Figure record listings:

⟨

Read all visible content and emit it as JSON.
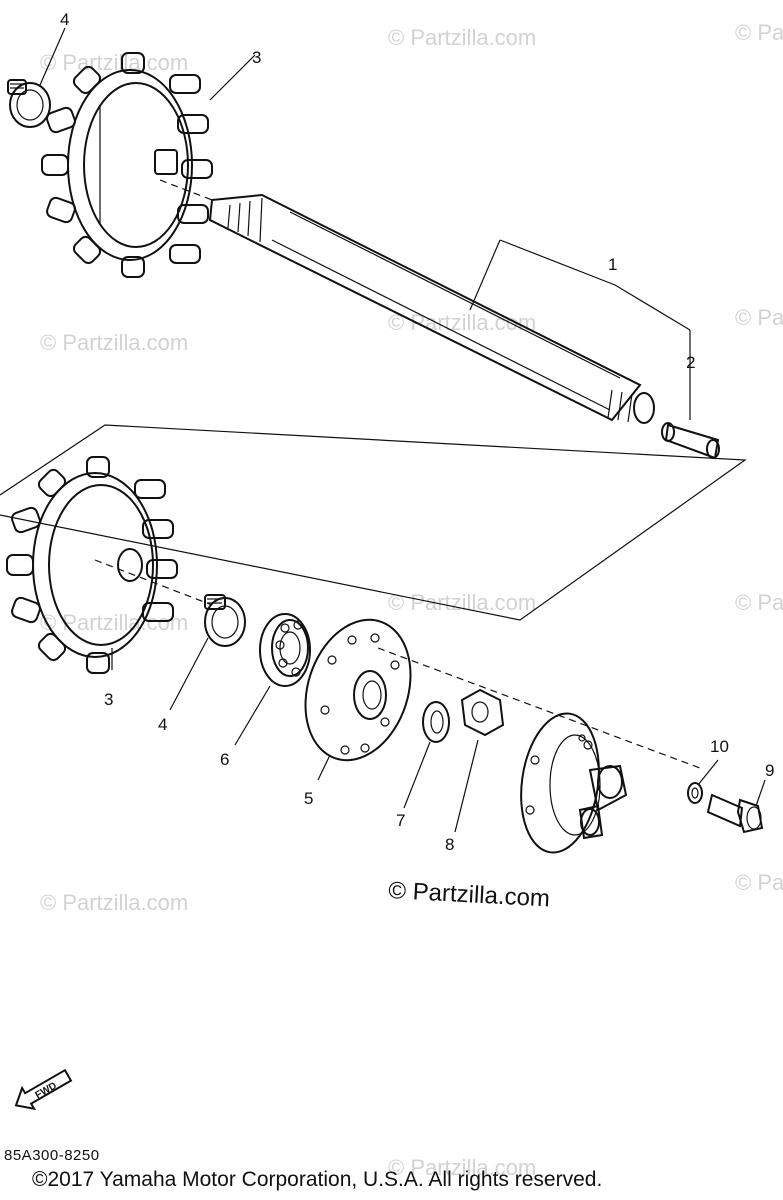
{
  "watermark": "© Partzilla.com",
  "center_watermark": "© Partzilla.com",
  "callouts": {
    "c1": "1",
    "c2": "2",
    "c3a": "3",
    "c3b": "3",
    "c4a": "4",
    "c4b": "4",
    "c5": "5",
    "c6": "6",
    "c7": "7",
    "c8": "8",
    "c9": "9",
    "c10": "10"
  },
  "fwd_label": "FWD",
  "diagram_code": "85A300-8250",
  "copyright": "©2017 Yamaha Motor Corporation, U.S.A. All rights reserved."
}
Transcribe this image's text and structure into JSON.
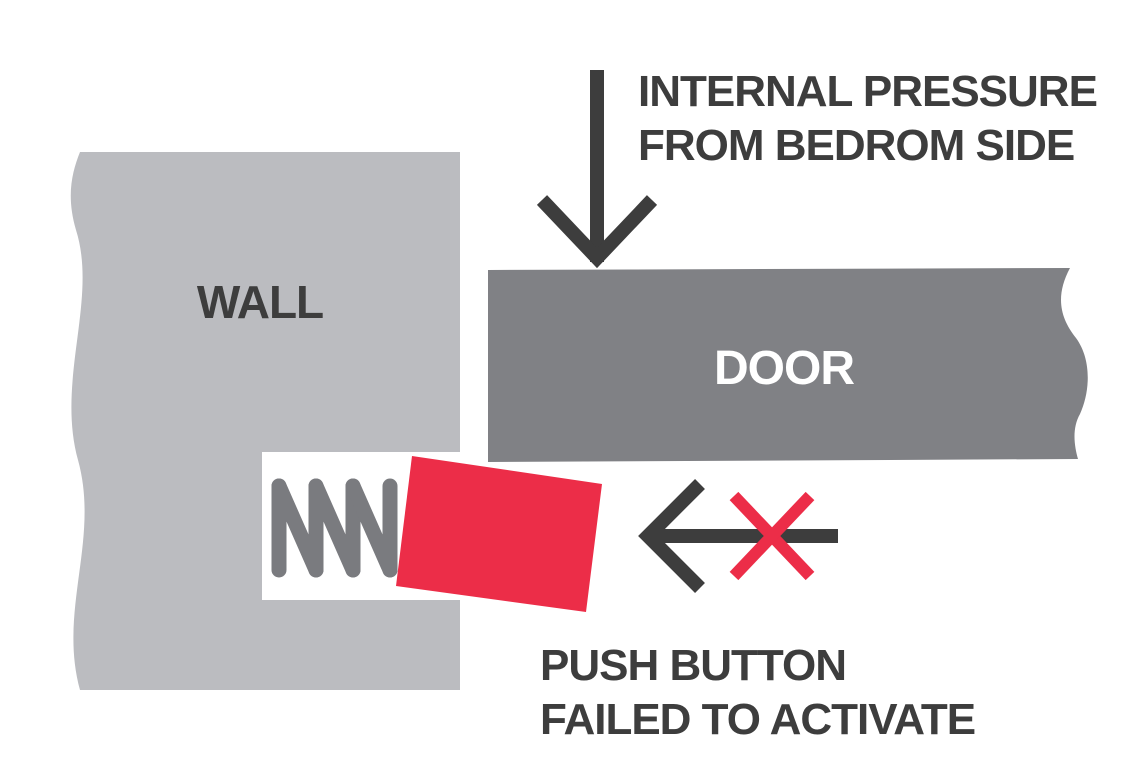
{
  "labels": {
    "wall": "WALL",
    "door": "DOOR",
    "pressure_line1": "INTERNAL PRESSURE",
    "pressure_line2": "FROM BEDROM SIDE",
    "button_line1": "PUSH BUTTON",
    "button_line2": "FAILED TO ACTIVATE"
  },
  "colors": {
    "wall": "#bbbcc0",
    "door": "#808185",
    "spring": "#7a7b7f",
    "push_button": "#ec2d48",
    "cross_mark": "#ec2d48",
    "arrows": "#3d3d3d",
    "text_dark": "#3d3d3d",
    "text_light": "#ffffff",
    "background": "#ffffff"
  },
  "icons": {
    "pressure_arrow": "arrow-down-icon",
    "direction_arrow": "arrow-left-icon",
    "failure_mark": "cross-icon",
    "spring": "spring-icon"
  }
}
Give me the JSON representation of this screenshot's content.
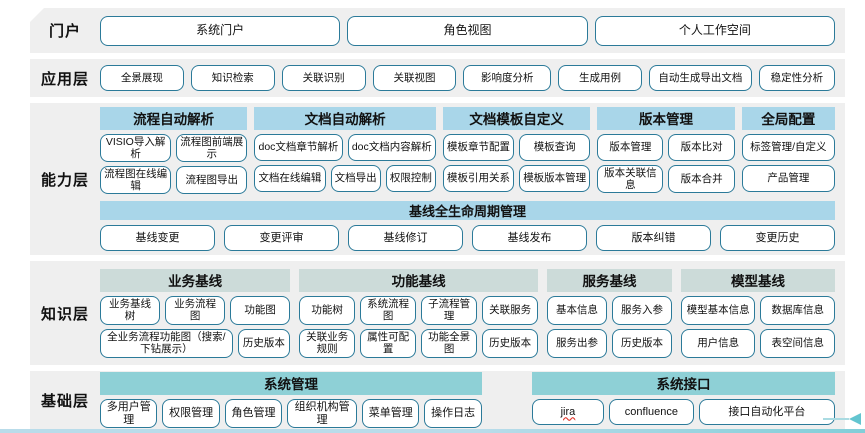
{
  "colors": {
    "row_bg": "#efefef",
    "button_border": "#2b7a99",
    "header_blue": "#a9d6e9",
    "header_gray_teal": "#ccdbd9",
    "header_teal": "#8ed0d6",
    "bottom_line_left": "#b9dcea",
    "bottom_line_right": "#82ced8",
    "arrow": "#63c5d0",
    "spellcheck_underline": "#e0392f"
  },
  "layers": [
    {
      "id": "portal",
      "label": "门户",
      "button_rows": [
        [
          "系统门户",
          "角色视图",
          "个人工作空间"
        ]
      ]
    },
    {
      "id": "application",
      "label": "应用层",
      "button_rows": [
        [
          "全景展现",
          "知识检索",
          "关联识别",
          "关联视图",
          {
            "label": "影响度分析",
            "flex": 1.05
          },
          "生成用例",
          {
            "label": "自动生成导出文档",
            "flex": 1.25
          },
          {
            "label": "稳定性分析",
            "flex": 0.9
          }
        ]
      ]
    },
    {
      "id": "capability",
      "label": "能力层",
      "group_gap": 7,
      "groups": [
        {
          "title": "流程自动解析",
          "header": "blue",
          "flex": 150,
          "rows": [
            [
              "VISIO导入解析",
              "流程图前端展示"
            ],
            [
              "流程图在线编辑",
              "流程图导出"
            ]
          ]
        },
        {
          "title": "文档自动解析",
          "header": "blue",
          "flex": 185,
          "rows": [
            [
              "doc文档章节解析",
              "doc文档内容解析"
            ],
            [
              {
                "label": "文档在线编辑",
                "flex": 1.5
              },
              "文档导出",
              "权限控制"
            ]
          ]
        },
        {
          "title": "文档模板自定义",
          "header": "blue",
          "flex": 150,
          "rows": [
            [
              "模板章节配置",
              "模板查询"
            ],
            [
              "模板引用关系",
              "模板版本管理"
            ]
          ]
        },
        {
          "title": "版本管理",
          "header": "blue",
          "flex": 140,
          "rows": [
            [
              "版本管理",
              "版本比对"
            ],
            [
              "版本关联信息",
              "版本合并"
            ]
          ]
        },
        {
          "title": "全局配置",
          "header": "blue",
          "flex": 95,
          "rows": [
            [
              "标签管理/自定义"
            ],
            [
              "产品管理"
            ]
          ]
        }
      ],
      "band": {
        "title": "基线全生命周期管理",
        "buttons": [
          "基线变更",
          "变更评审",
          "基线修订",
          "基线发布",
          "版本纠错",
          "变更历史"
        ]
      }
    },
    {
      "id": "knowledge",
      "label": "知识层",
      "group_gap": 9,
      "groups": [
        {
          "title": "业务基线",
          "header": "gray",
          "flex": 195,
          "rows": [
            [
              "业务基线树",
              "业务流程图",
              "功能图"
            ],
            [
              {
                "label": "全业务流程功能图（搜索/下钻展示）",
                "flex": 2.8
              },
              "历史版本"
            ]
          ]
        },
        {
          "title": "功能基线",
          "header": "gray",
          "flex": 245,
          "rows": [
            [
              "功能树",
              "系统流程图",
              "子流程管理",
              "关联服务"
            ],
            [
              "关联业务规则",
              "属性可配置",
              "功能全景图",
              "历史版本"
            ]
          ]
        },
        {
          "title": "服务基线",
          "header": "gray",
          "flex": 128,
          "rows": [
            [
              "基本信息",
              "服务入参"
            ],
            [
              "服务出参",
              "历史版本"
            ]
          ]
        },
        {
          "title": "模型基线",
          "header": "gray",
          "flex": 158,
          "rows": [
            [
              "模型基本信息",
              "数据库信息"
            ],
            [
              "用户信息",
              "表空间信息"
            ]
          ]
        }
      ]
    },
    {
      "id": "foundation",
      "label": "基础层",
      "group_gap": 50,
      "groups": [
        {
          "title": "系统管理",
          "header": "teal",
          "flex": 378,
          "rows": [
            [
              "多用户管理",
              "权限管理",
              "角色管理",
              {
                "label": "组织机构管理",
                "flex": 1.25
              },
              "菜单管理",
              "操作日志"
            ]
          ]
        },
        {
          "title": "系统接口",
          "header": "teal",
          "flex": 300,
          "rows": [
            [
              {
                "label": "jira",
                "wavy": true
              },
              {
                "label": "confluence",
                "flex": 1.2
              },
              {
                "label": "接口自动化平台",
                "flex": 2
              }
            ]
          ]
        }
      ]
    }
  ]
}
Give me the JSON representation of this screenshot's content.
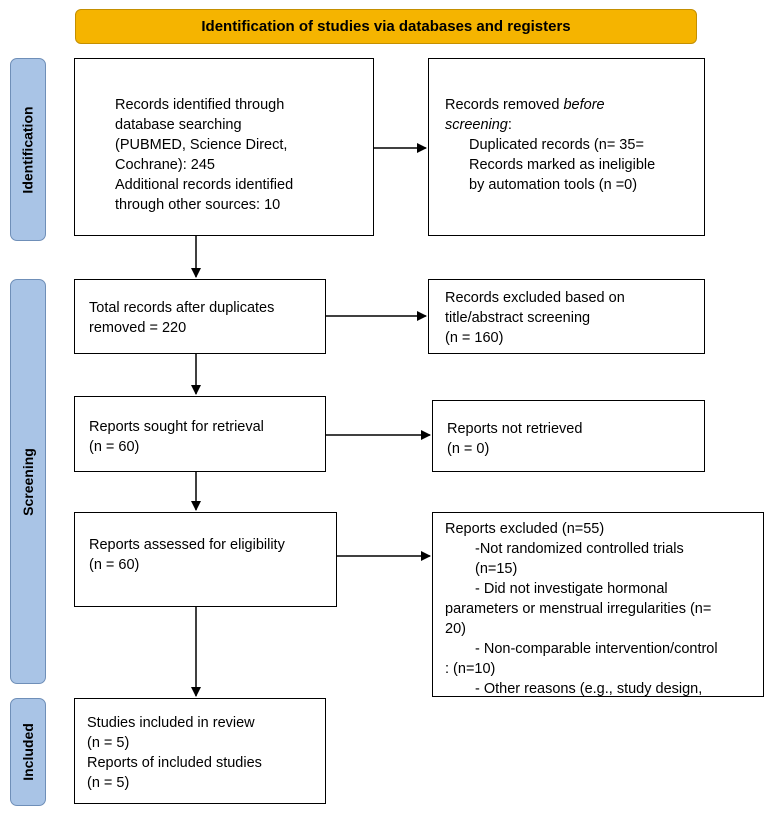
{
  "header": {
    "title": "Identification of studies via databases and registers"
  },
  "phases": {
    "identification": "Identification",
    "screening": "Screening",
    "included": "Included"
  },
  "boxes": {
    "records_identified": {
      "line1": "Records identified through",
      "line2": "database searching",
      "line3": "(PUBMED, Science Direct,",
      "line4": "Cochrane): 245",
      "line5": "Additional records identified",
      "line6": "through other sources: 10"
    },
    "records_removed": {
      "line1_a": "Records removed ",
      "line1_b": "before",
      "line2_a": "screening",
      "line2_b": ":",
      "line3": "Duplicated records (n= 35=",
      "line4": "Records marked as ineligible",
      "line5": "by automation tools (n =0)"
    },
    "total_after_duplicates": {
      "line1": "Total records after duplicates",
      "line2": "removed = 220"
    },
    "excluded_title_abstract": {
      "line1": "Records excluded based on",
      "line2": "title/abstract screening",
      "line3": "(n = 160)"
    },
    "sought_retrieval": {
      "line1": "Reports sought for retrieval",
      "line2": "(n = 60)"
    },
    "not_retrieved": {
      "line1": "Reports not retrieved",
      "line2": "(n = 0)"
    },
    "assessed_eligibility": {
      "line1": "Reports assessed for eligibility",
      "line2": "(n = 60)"
    },
    "reports_excluded": {
      "line1": "Reports excluded (n=55)",
      "line2": "-Not randomized controlled trials",
      "line3": "(n=15)",
      "line4": "- Did not investigate hormonal",
      "line5": "parameters or menstrual irregularities (n=",
      "line6": "20)",
      "line7": "- Non-comparable intervention/control",
      "line8": ": (n=10)",
      "line9": "- Other reasons (e.g., study design,"
    },
    "included_studies": {
      "line1": "Studies included in review",
      "line2": "(n = 5)",
      "line3": "Reports of included studies",
      "line4": "(n = 5)"
    }
  },
  "colors": {
    "header_fill": "#f5b400",
    "phase_fill": "#a9c4e6"
  }
}
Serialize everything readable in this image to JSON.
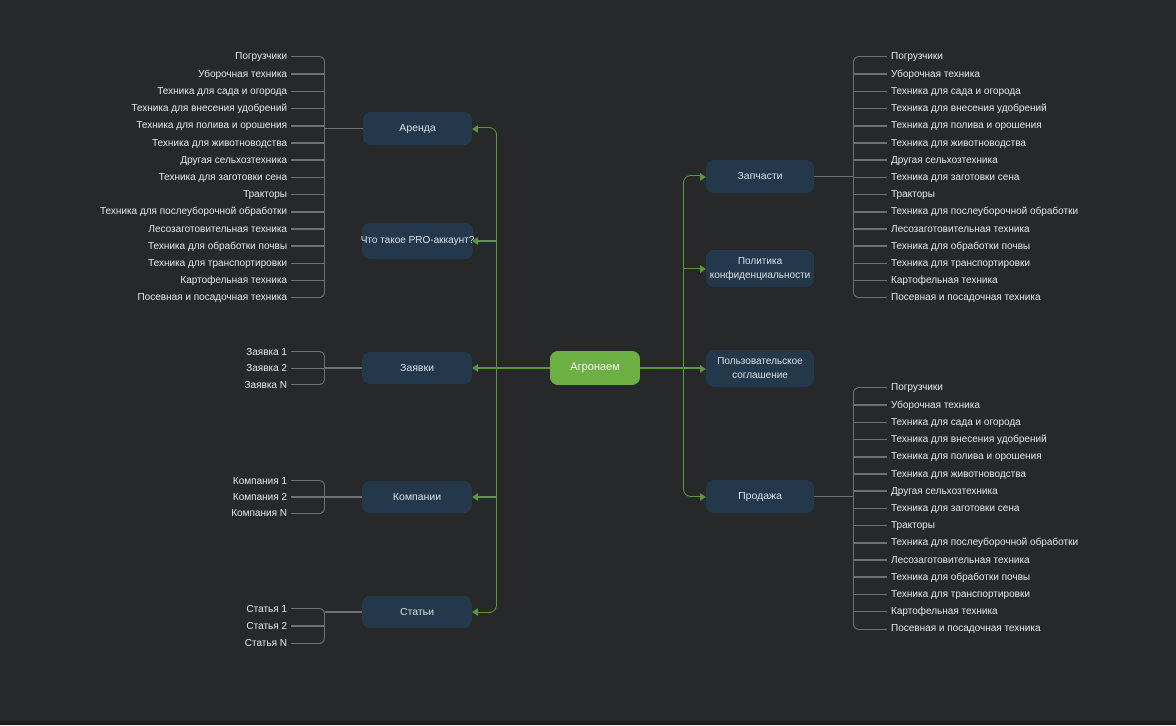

⟩

EXERCISE TASK | Output all of the data exactly as it stands, minus any images.

EXERCISE ANSWER |
Read all visible content and emit it as JSON.
{
  "watermark": "© Partzilla.com",
  "center_watermark": "© Partzilla.com",
  "callouts": {
    "c1": "1",
    "c2": "2",
    "c3a": "3",
    "c3b": "3",
    "c4a": "4",
    "c4b": "4",
    "c5": "5",
    "c6": "6",
    "c7": "7",
    "c8": "8",
    "c9": "9",
    "c10": "10"
  },
  "fwd_label": "FWD",
  "diagram_code": "85A300-8250",
  "copyright": "©2017 Yamaha Motor Corporation, U.S.A. All rights reserved."
}
Transcribe this image's text and structure into JSON.
{
  "labels": {
    "wall": "WALL",
    "door": "DOOR",
    "pressure_line1": "INTERNAL PRESSURE",
    "pressure_line2": "FROM BEDROM SIDE",
    "button_line1": "PUSH BUTTON",
    "button_line2": "FAILED TO ACTIVATE"
  },
  "colors": {
    "wall": "#bbbcc0",
    "door": "#808185",
    "spring": "#7a7b7f",
    "push_button": "#ec2d48",
    "cross_mark": "#ec2d48",
    "arrows": "#3d3d3d",
    "text_dark": "#3d3d3d",
    "text_light": "#ffffff",
    "background": "#ffffff"
  },
  "icons": {
    "pressure_arrow": "arrow-down-icon",
    "direction_arrow": "arrow-left-icon",
    "failure_mark": "cross-icon",
    "spring": "spring-icon"
  }
}
Give me the JSON representation of this screenshot's content.
{
  "colors": {
    "row_bg": "#efefef",
    "button_border": "#2b7a99",
    "header_blue": "#a9d6e9",
    "header_gray_teal": "#ccdbd9",
    "header_teal": "#8ed0d6",
    "bottom_line_left": "#b9dcea",
    "bottom_line_right": "#82ced8",
    "arrow": "#63c5d0",
    "spellcheck_underline": "#e0392f"
  },
  "layers": [
    {
      "id": "portal",
      "label": "门户",
      "button_rows": [
        [
          "系统门户",
          "角色视图",
          "个人工作空间"
        ]
      ]
    },
    {
      "id": "application",
      "label": "应用层",
      "button_rows": [
        [
          "全景展现",
          "知识检索",
          "关联识别",
          "关联视图",
          {
            "label": "影响度分析",
            "flex": 1.05
          },
          "生成用例",
          {
            "label": "自动生成导出文档",
            "flex": 1.25
          },
          {
            "label": "稳定性分析",
            "flex": 0.9
          }
        ]
      ]
    },
    {
      "id": "capability",
      "label": "能力层",
      "group_gap": 7,
      "groups": [
        {
          "title": "流程自动解析",
          "header": "blue",
          "flex": 150,
          "rows": [
            [
              "VISIO导入解析",
              "流程图前端展示"
            ],
            [
              "流程图在线编辑",
              "流程图导出"
            ]
          ]
        },
        {
          "title": "文档自动解析",
          "header": "blue",
          "flex": 185,
          "rows": [
            [
              "doc文档章节解析",
              "doc文档内容解析"
            ],
            [
              {
                "label": "文档在线编辑",
                "flex": 1.5
              },
              "文档导出",
              "权限控制"
            ]
          ]
        },
        {
          "title": "文档模板自定义",
          "header": "blue",
          "flex": 150,
          "rows": [
            [
              "模板章节配置",
              "模板查询"
            ],
            [
              "模板引用关系",
              "模板版本管理"
            ]
          ]
        },
        {
          "title": "版本管理",
          "header": "blue",
          "flex": 140,
          "rows": [
            [
              "版本管理",
              "版本比对"
            ],
            [
              "版本关联信息",
              "版本合并"
            ]
          ]
        },
        {
          "title": "全局配置",
          "header": "blue",
          "flex": 95,
          "rows": [
            [
              "标签管理/自定义"
            ],
            [
              "产品管理"
            ]
          ]
        }
      ],
      "band": {
        "title": "基线全生命周期管理",
        "buttons": [
          "基线变更",
          "变更评审",
          "基线修订",
          "基线发布",
          "版本纠错",
          "变更历史"
        ]
      }
    },
    {
      "id": "knowledge",
      "label": "知识层",
      "group_gap": 9,
      "groups": [
        {
          "title": "业务基线",
          "header": "gray",
          "flex": 195,
          "rows": [
            [
              "业务基线树",
              "业务流程图",
              "功能图"
            ],
            [
              {
                "label": "全业务流程功能图（搜索/下钻展示）",
                "flex": 2.8
              },
              "历史版本"
            ]
          ]
        },
        {
          "title": "功能基线",
          "header": "gray",
          "flex": 245,
          "rows": [
            [
              "功能树",
              "系统流程图",
              "子流程管理",
              "关联服务"
            ],
            [
              "关联业务规则",
              "属性可配置",
              "功能全景图",
              "历史版本"
            ]
          ]
        },
        {
          "title": "服务基线",
          "header": "gray",
          "flex": 128,
          "rows": [
            [
              "基本信息",
              "服务入参"
            ],
            [
              "服务出参",
              "历史版本"
            ]
          ]
        },
        {
          "title": "模型基线",
          "header": "gray",
          "flex": 158,
          "rows": [
            [
              "模型基本信息",
              "数据库信息"
            ],
            [
              "用户信息",
              "表空间信息"
            ]
          ]
        }
      ]
    },
    {
      "id": "foundation",
      "label": "基础层",
      "group_gap": 50,
      "groups": [
        {
          "title": "系统管理",
          "header": "teal",
          "flex": 378,
          "rows": [
            [
              "多用户管理",
              "权限管理",
              "角色管理",
              {
                "label": "组织机构管理",
                "flex": 1.25
              },
              "菜单管理",
              "操作日志"
            ]
          ]
        },
        {
          "title": "系统接口",
          "header": "teal",
          "flex": 300,
          "rows": [
            [
              {
                "label": "jira",
                "wavy": true
              },
              {
                "label": "confluence",
                "flex": 1.2
              },
              {
                "label": "接口自动化平台",
                "flex": 2
              }
            ]
          ]
        }
      ]
    }
  ]
}
Give me the JSON representation of this screenshot's content.
{
  "header": {
    "title": "Identification of studies via databases and registers"
  },
  "phases": {
    "identification": "Identification",
    "screening": "Screening",
    "included": "Included"
  },
  "boxes": {
    "records_identified": {
      "line1": "Records identified through",
      "line2": "database searching",
      "line3": "(PUBMED, Science Direct,",
      "line4": "Cochrane): 245",
      "line5": "Additional records identified",
      "line6": "through other sources: 10"
    },
    "records_removed": {
      "line1_a": "Records removed ",
      "line1_b": "before",
      "line2_a": "screening",
      "line2_b": ":",
      "line3": "Duplicated records (n= 35=",
      "line4": "Records marked as ineligible",
      "line5": "by automation tools (n =0)"
    },
    "total_after_duplicates": {
      "line1": "Total records after duplicates",
      "line2": "removed = 220"
    },
    "excluded_title_abstract": {
      "line1": "Records excluded based on",
      "line2": "title/abstract screening",
      "line3": "(n = 160)"
    },
    "sought_retrieval": {
      "line1": "Reports sought for retrieval",
      "line2": "(n = 60)"
    },
    "not_retrieved": {
      "line1": "Reports not retrieved",
      "line2": "(n = 0)"
    },
    "assessed_eligibility": {
      "line1": "Reports assessed for eligibility",
      "line2": "(n = 60)"
    },
    "reports_excluded": {
      "line1": "Reports excluded (n=55)",
      "line2": "-Not randomized controlled trials",
      "line3": "(n=15)",
      "line4": "- Did not investigate hormonal",
      "line5": "parameters or menstrual irregularities (n=",
      "line6": "20)",
      "line7": "- Non-comparable intervention/control",
      "line8": ": (n=10)",
      "line9": "- Other reasons (e.g., study design,"
    },
    "included_studies": {
      "line1": "Studies included in review",
      "line2": "(n = 5)",
      "line3": "Reports of included studies",
      "line4": "(n = 5)"
    }
  },
  "colors": {
    "header_fill": "#f5b400",
    "phase_fill": "#a9c4e6"
  }
}
Serialize everything readable in this image to JSON.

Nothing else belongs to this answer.